▶ [Task details]
Across the entries below, how many lines contain the word "آگهي"? Give the number alone.

▶ [Records for this exercise]
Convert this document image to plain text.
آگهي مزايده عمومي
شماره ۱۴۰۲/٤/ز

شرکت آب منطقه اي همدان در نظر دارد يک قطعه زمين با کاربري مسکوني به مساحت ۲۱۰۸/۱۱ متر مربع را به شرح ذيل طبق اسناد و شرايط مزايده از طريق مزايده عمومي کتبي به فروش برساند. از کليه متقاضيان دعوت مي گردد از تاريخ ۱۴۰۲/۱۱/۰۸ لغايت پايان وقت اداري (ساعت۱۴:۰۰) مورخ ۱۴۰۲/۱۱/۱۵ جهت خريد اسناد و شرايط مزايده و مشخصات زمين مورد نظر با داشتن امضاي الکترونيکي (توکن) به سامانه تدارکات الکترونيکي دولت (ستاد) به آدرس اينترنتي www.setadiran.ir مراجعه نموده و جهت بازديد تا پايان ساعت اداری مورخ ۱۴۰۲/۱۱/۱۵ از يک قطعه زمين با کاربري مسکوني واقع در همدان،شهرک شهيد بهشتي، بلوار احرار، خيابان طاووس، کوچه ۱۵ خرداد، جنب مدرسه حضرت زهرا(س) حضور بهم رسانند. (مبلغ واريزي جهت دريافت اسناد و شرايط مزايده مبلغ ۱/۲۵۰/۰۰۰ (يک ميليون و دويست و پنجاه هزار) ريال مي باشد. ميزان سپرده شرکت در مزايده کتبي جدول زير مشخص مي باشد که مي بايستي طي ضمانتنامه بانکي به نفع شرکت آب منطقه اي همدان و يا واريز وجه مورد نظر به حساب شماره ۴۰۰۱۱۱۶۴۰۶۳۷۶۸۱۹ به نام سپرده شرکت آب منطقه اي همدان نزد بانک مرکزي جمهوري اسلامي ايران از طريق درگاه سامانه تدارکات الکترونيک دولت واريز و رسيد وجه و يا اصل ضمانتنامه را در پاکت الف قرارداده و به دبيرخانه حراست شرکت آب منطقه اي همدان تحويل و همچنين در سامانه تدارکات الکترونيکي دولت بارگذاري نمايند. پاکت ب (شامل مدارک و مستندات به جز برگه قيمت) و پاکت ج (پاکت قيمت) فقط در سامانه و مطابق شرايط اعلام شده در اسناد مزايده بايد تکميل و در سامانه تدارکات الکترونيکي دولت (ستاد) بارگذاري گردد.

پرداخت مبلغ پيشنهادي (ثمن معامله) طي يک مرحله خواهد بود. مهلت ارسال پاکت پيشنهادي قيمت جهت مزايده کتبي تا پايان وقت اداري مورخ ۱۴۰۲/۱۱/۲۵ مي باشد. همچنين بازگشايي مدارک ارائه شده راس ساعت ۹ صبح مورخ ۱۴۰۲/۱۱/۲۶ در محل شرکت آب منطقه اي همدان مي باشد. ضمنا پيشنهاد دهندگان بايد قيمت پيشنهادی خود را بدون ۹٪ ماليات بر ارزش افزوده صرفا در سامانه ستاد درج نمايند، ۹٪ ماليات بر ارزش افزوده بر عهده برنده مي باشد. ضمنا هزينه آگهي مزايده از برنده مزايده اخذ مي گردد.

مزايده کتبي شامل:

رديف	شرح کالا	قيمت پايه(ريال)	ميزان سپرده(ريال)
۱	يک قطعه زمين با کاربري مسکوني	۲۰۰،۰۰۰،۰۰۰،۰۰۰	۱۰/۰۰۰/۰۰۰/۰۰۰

▶ [Reply]
2